Saved data entries
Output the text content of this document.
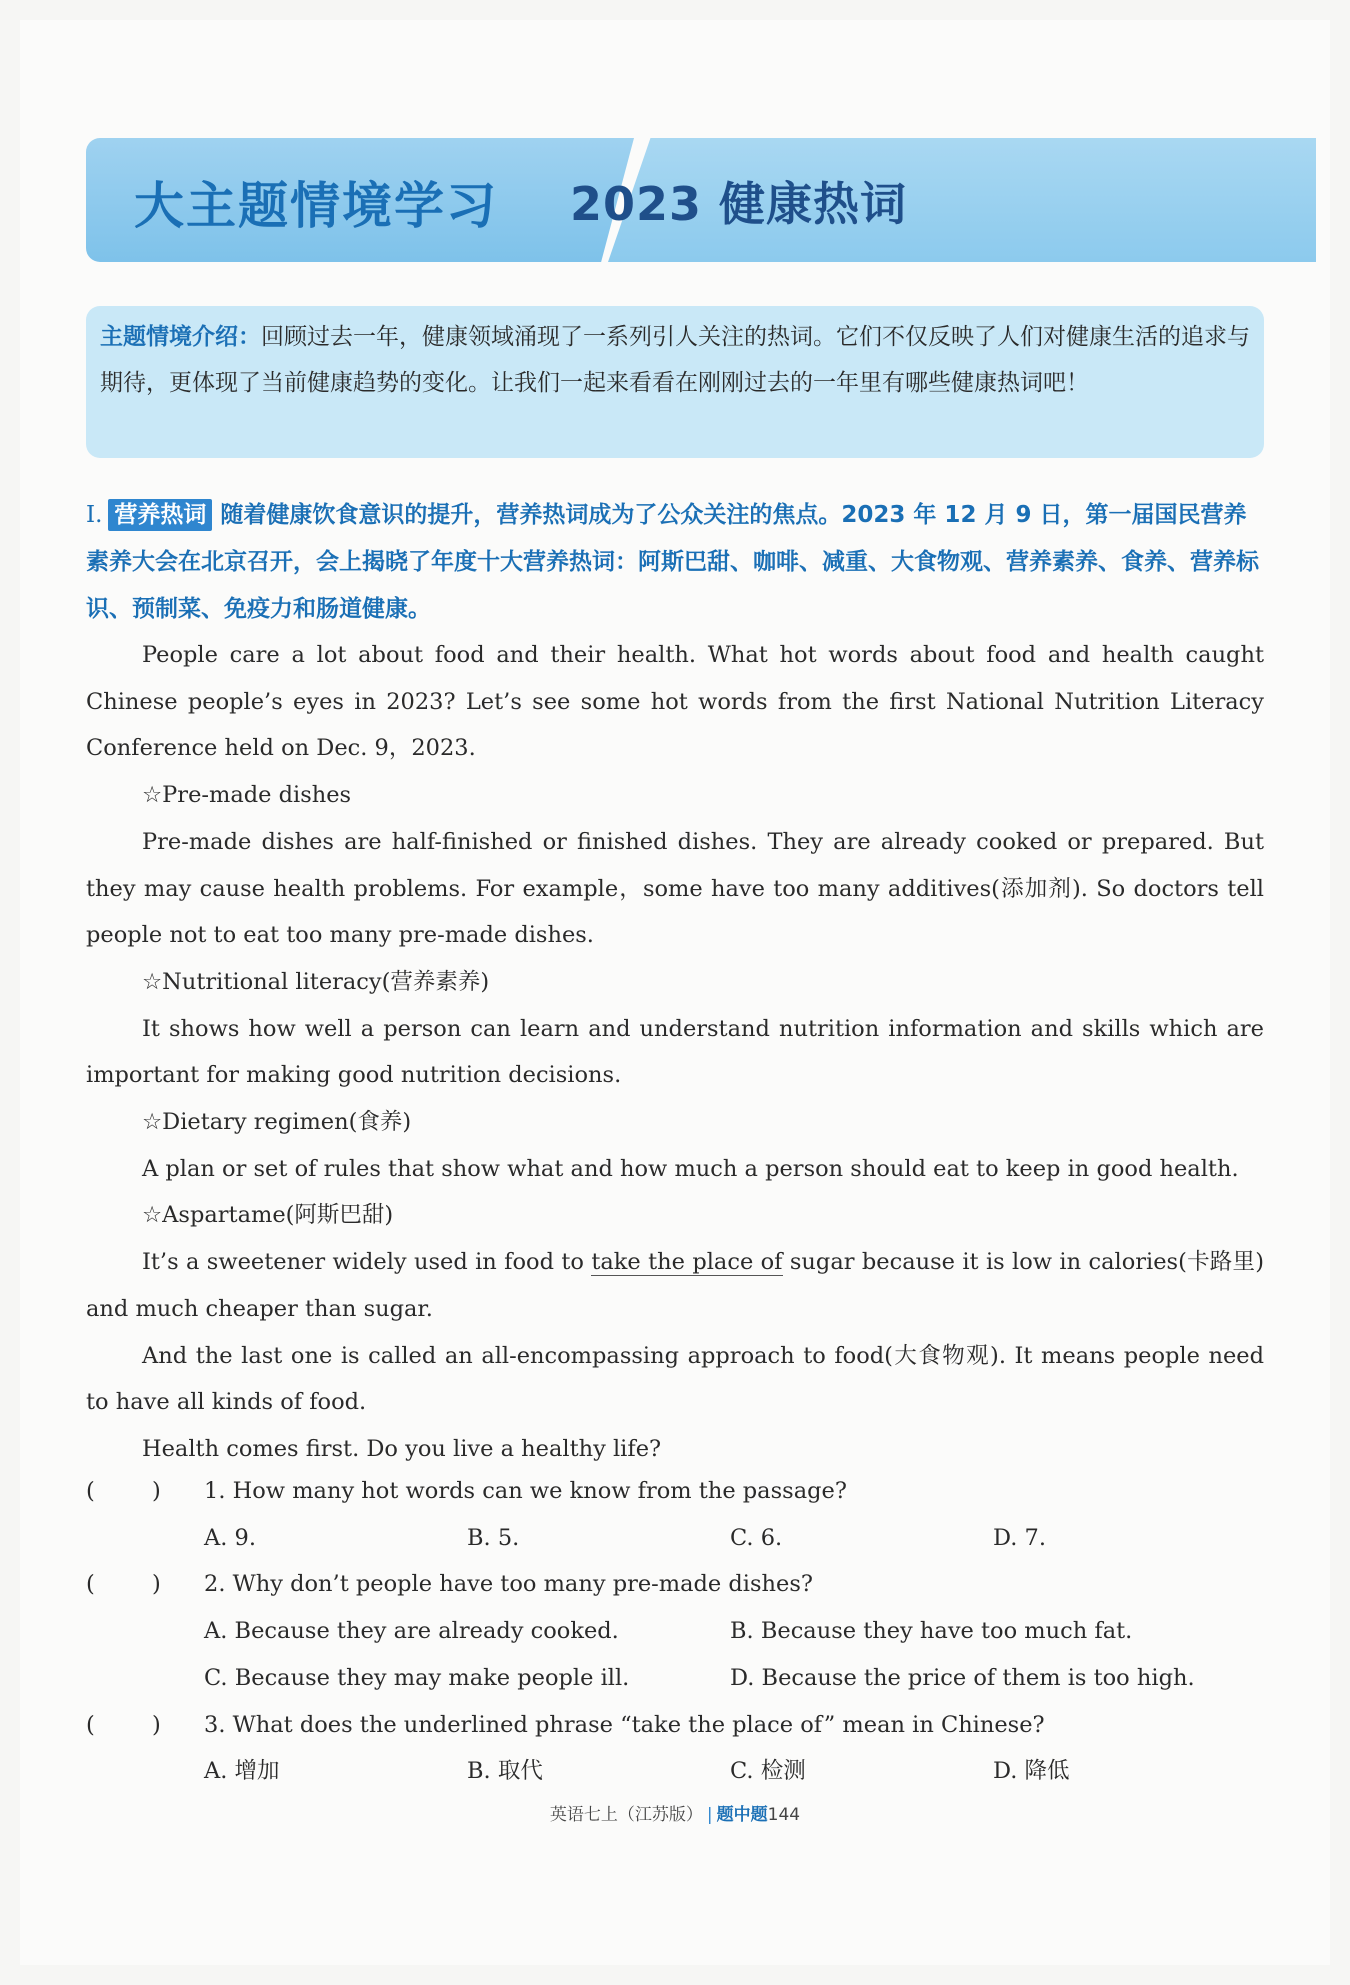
大主题情境学习 2023 健康热词
主题情境介绍：回顾过去一年，健康领域涌现了一系列引人关注的热词。它们不仅反映了人们对健康生活的追求与期待，更体现了当前健康趋势的变化。让我们一起来看看在刚刚过去的一年里有哪些健康热词吧！
Ⅰ. 营养热词 随着健康饮食意识的提升，营养热词成为了公众关注的焦点。2023 年 12 月 9 日，第一届国民营养素养大会在北京召开，会上揭晓了年度十大营养热词：阿斯巴甜、咖啡、减重、大食物观、营养素养、食养、营养标识、预制菜、免疫力和肠道健康。

People care a lot about food and their health. What hot words about food and health caught Chinese people’s eyes in 2023? Let’s see some hot words from the first National Nutrition Literacy Conference held on Dec. 9，2023.

☆Pre-made dishes

Pre-made dishes are half-finished or finished dishes. They are already cooked or prepared. But they may cause health problems. For example，some have too many additives(添加剂). So doctors tell people not to eat too many pre-made dishes.

☆Nutritional literacy(营养素养)

It shows how well a person can learn and understand nutrition information and skills which are important for making good nutrition decisions.

☆Dietary regimen(食养)

A plan or set of rules that show what and how much a person should eat to keep in good health.

☆Aspartame(阿斯巴甜)

It’s a sweetener widely used in food to take the place of sugar because it is low in calories(卡路里) and much cheaper than sugar.

And the last one is called an all-encompassing approach to food(大食物观). It means people need to have all kinds of food.

Health comes first. Do you live a healthy life?

(        )	1. How many hot words can we know from the passage?
A. 9.	B. 5.	C. 6.	D. 7.
(        )	2. Why don’t people have too many pre-made dishes?
A. Because they are already cooked.	B. Because they have too much fat.
C. Because they may make people ill.	D. Because the price of them is too high.
(        )	3. What does the underlined phrase “take the place of” mean in Chinese?
A. 增加	B. 取代	C. 检测	D. 降低
英语七上（江苏版） | 题中题144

▸ **Written exercise**:
Print each record exactly as it stands, leaving the images out.

▸ **Response to this task**:
Output the text content of this document.
大主题情境学习 2023 健康热词
主题情境介绍：回顾过去一年，健康领域涌现了一系列引人关注的热词。它们不仅反映了人们对健康生活的追求与期待，更体现了当前健康趋势的变化。让我们一起来看看在刚刚过去的一年里有哪些健康热词吧！
Ⅰ. 营养热词 随着健康饮食意识的提升，营养热词成为了公众关注的焦点。2023 年 12 月 9 日，第一届国民营养素养大会在北京召开，会上揭晓了年度十大营养热词：阿斯巴甜、咖啡、减重、大食物观、营养素养、食养、营养标识、预制菜、免疫力和肠道健康。

People care a lot about food and their health. What hot words about food and health caught Chinese people’s eyes in 2023? Let’s see some hot words from the first National Nutrition Literacy Conference held on Dec. 9，2023.

☆Pre-made dishes

Pre-made dishes are half-finished or finished dishes. They are already cooked or prepared. But they may cause health problems. For example，some have too many additives(添加剂). So doctors tell people not to eat too many pre-made dishes.

☆Nutritional literacy(营养素养)

It shows how well a person can learn and understand nutrition information and skills which are important for making good nutrition decisions.

☆Dietary regimen(食养)

A plan or set of rules that show what and how much a person should eat to keep in good health.

☆Aspartame(阿斯巴甜)

It’s a sweetener widely used in food to take the place of sugar because it is low in calories(卡路里) and much cheaper than sugar.

And the last one is called an all-encompassing approach to food(大食物观). It means people need to have all kinds of food.

Health comes first. Do you live a healthy life?

(        )	1. How many hot words can we know from the passage?
A. 9.	B. 5.	C. 6.	D. 7.
(        )	2. Why don’t people have too many pre-made dishes?
A. Because they are already cooked.	B. Because they have too much fat.
C. Because they may make people ill.	D. Because the price of them is too high.
(        )	3. What does the underlined phrase “take the place of” mean in Chinese?
A. 增加	B. 取代	C. 检测	D. 降低
英语七上（江苏版） | 题中题144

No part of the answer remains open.